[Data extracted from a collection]
========

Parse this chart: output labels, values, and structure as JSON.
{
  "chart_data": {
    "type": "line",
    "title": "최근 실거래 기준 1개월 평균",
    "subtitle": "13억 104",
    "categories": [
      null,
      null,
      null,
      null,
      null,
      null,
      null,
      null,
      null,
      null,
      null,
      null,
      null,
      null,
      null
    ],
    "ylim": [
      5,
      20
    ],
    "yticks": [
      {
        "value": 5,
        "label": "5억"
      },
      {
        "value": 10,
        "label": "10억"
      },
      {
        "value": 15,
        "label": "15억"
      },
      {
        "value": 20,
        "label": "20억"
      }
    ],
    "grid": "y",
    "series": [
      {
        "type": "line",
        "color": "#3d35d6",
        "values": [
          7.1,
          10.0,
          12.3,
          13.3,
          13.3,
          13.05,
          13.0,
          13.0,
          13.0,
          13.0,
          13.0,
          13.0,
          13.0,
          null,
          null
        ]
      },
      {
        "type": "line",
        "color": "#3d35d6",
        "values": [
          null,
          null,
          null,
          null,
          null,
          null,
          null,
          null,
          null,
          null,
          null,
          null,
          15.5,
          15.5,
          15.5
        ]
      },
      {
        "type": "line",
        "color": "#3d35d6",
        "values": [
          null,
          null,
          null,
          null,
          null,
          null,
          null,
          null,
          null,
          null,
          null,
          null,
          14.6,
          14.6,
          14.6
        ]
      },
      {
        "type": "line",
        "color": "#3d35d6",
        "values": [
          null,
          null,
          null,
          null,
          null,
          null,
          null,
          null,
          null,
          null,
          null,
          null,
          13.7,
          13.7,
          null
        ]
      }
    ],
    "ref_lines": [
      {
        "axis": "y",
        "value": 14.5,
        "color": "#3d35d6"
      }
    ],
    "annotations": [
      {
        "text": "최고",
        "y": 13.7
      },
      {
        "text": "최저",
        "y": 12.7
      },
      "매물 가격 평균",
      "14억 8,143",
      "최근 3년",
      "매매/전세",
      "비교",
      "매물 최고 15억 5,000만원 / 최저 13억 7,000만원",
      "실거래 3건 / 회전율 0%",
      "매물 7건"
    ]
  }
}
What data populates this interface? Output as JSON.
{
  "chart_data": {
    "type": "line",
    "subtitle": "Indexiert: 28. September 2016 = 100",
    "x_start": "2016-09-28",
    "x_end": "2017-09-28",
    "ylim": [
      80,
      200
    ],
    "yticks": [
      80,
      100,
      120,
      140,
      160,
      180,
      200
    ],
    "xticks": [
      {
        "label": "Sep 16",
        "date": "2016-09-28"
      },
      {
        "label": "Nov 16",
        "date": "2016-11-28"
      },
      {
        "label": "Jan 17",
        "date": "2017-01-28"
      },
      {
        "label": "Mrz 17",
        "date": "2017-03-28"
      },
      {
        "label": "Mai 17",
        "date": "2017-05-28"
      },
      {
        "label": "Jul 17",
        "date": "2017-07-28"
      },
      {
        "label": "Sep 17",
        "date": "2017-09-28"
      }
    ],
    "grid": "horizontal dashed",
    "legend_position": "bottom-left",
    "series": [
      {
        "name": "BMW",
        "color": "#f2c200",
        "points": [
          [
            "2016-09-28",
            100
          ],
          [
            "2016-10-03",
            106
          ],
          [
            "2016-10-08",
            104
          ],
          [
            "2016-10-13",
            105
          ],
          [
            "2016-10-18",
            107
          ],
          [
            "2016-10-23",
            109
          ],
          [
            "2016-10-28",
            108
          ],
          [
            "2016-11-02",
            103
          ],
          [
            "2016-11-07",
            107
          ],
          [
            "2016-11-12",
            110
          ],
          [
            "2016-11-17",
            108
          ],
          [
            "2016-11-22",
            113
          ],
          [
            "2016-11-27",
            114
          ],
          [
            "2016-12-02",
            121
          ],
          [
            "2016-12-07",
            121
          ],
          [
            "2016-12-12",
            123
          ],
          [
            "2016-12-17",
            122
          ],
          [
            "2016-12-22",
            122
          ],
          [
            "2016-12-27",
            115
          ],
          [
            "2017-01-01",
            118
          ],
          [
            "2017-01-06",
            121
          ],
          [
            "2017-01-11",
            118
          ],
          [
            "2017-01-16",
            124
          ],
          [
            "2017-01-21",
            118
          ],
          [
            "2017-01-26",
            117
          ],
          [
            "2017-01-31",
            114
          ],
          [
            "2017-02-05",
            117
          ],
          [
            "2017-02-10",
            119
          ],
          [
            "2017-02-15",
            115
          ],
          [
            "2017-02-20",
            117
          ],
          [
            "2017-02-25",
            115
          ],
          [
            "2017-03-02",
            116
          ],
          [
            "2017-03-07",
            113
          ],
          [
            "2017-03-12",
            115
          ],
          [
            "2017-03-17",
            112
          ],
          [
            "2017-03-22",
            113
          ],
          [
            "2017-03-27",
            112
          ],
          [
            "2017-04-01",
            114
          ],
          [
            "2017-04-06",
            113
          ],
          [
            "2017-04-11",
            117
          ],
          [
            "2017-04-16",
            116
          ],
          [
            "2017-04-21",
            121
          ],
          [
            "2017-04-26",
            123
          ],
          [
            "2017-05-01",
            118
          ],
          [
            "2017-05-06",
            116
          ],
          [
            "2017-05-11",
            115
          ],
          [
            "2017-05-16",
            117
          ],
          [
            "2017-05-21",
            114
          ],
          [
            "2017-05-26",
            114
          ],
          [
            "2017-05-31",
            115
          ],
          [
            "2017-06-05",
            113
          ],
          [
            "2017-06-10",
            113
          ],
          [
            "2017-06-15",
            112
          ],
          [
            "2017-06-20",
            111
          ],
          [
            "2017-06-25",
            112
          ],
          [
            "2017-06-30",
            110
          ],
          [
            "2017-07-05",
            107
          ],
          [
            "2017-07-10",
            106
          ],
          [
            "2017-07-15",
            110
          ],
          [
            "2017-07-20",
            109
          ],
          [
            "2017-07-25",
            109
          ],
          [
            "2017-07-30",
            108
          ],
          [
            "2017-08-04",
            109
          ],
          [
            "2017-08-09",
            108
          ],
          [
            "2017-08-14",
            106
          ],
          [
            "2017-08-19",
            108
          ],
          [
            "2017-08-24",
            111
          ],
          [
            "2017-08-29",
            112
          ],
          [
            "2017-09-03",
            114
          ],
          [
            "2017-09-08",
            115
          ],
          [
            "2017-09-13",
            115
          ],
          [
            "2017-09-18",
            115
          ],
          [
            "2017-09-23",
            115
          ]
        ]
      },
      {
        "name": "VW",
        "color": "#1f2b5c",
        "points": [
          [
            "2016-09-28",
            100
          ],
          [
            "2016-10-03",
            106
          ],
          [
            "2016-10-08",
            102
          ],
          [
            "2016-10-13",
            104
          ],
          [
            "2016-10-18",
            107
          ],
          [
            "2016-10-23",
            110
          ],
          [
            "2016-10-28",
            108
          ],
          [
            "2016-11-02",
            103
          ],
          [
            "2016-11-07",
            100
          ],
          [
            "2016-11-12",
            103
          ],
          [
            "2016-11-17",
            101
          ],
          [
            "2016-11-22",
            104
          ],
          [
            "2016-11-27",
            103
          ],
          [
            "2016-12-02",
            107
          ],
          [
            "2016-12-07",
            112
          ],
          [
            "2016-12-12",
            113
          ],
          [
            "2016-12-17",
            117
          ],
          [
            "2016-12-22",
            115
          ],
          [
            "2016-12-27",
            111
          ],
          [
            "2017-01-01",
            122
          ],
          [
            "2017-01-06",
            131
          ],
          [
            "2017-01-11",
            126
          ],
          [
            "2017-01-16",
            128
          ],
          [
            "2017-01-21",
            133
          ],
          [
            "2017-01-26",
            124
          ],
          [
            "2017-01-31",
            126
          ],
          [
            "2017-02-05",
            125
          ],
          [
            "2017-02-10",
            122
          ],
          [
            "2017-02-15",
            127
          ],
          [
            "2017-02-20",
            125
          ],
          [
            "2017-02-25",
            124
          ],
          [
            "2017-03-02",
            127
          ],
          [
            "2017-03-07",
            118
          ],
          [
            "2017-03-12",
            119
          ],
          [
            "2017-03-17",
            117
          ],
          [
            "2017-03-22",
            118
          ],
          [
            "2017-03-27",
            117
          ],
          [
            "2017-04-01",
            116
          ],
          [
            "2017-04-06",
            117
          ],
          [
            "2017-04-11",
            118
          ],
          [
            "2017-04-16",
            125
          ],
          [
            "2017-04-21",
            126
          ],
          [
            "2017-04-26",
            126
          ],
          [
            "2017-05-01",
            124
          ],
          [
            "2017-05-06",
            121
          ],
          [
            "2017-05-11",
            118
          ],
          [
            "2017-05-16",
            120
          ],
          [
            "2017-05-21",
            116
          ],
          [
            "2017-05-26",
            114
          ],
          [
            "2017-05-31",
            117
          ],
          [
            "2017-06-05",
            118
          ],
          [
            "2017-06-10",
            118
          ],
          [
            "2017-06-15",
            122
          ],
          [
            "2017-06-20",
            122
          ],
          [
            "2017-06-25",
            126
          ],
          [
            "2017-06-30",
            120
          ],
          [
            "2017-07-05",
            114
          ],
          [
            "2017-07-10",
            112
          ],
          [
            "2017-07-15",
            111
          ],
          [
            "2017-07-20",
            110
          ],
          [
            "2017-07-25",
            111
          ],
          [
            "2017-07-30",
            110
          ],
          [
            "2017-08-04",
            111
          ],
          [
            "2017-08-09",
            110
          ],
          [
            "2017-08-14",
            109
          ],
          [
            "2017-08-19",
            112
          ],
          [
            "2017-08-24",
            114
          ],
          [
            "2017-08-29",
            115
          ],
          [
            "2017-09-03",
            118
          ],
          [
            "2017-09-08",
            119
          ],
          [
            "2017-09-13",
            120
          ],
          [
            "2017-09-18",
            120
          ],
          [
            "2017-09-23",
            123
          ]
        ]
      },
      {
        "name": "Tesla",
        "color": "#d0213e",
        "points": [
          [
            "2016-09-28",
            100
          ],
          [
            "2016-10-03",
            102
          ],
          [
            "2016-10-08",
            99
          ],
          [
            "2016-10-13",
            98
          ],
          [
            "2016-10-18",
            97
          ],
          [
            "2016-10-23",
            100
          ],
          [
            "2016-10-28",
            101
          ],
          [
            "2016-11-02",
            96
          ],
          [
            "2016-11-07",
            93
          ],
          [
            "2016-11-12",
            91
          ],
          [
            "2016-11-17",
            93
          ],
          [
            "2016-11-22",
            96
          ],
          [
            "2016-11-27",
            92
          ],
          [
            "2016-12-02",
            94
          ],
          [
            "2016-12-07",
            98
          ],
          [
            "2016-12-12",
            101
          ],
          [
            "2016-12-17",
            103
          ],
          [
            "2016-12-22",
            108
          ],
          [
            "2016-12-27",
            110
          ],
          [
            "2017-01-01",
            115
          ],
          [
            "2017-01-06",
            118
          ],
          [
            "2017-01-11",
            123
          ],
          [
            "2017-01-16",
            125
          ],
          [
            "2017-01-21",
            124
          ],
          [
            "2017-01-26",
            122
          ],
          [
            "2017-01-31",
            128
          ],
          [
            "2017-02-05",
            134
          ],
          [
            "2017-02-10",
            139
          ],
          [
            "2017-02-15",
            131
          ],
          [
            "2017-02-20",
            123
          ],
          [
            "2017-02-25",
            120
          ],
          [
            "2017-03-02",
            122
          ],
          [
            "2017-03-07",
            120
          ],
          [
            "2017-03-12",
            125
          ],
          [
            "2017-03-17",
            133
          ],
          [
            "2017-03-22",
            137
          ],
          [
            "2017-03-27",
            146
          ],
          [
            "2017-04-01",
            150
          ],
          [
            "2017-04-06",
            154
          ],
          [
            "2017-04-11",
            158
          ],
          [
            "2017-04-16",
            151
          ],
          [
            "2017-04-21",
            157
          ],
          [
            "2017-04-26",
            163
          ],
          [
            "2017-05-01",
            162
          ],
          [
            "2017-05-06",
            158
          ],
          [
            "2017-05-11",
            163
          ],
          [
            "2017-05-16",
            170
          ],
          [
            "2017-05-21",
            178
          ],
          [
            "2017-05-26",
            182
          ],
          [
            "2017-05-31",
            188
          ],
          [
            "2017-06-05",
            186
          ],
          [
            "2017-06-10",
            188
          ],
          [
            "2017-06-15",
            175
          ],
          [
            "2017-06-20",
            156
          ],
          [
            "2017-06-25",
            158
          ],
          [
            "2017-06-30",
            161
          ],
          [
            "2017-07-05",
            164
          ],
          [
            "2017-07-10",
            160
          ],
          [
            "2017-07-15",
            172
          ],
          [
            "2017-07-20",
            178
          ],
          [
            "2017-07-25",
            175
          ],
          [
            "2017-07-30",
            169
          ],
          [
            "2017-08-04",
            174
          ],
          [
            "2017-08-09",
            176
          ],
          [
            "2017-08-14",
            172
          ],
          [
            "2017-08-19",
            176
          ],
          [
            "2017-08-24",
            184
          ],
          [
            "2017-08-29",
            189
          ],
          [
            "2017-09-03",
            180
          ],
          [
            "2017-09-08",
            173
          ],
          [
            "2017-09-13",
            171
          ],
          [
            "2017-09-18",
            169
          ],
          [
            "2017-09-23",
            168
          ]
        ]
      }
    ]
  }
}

========

Problem requirements ▸ Where a line above holds the string "subtitle", show that line.

Response ▸
    "subtitle": "13억 104",
    "subtitle": "Indexiert: 28. September 2016 = 100",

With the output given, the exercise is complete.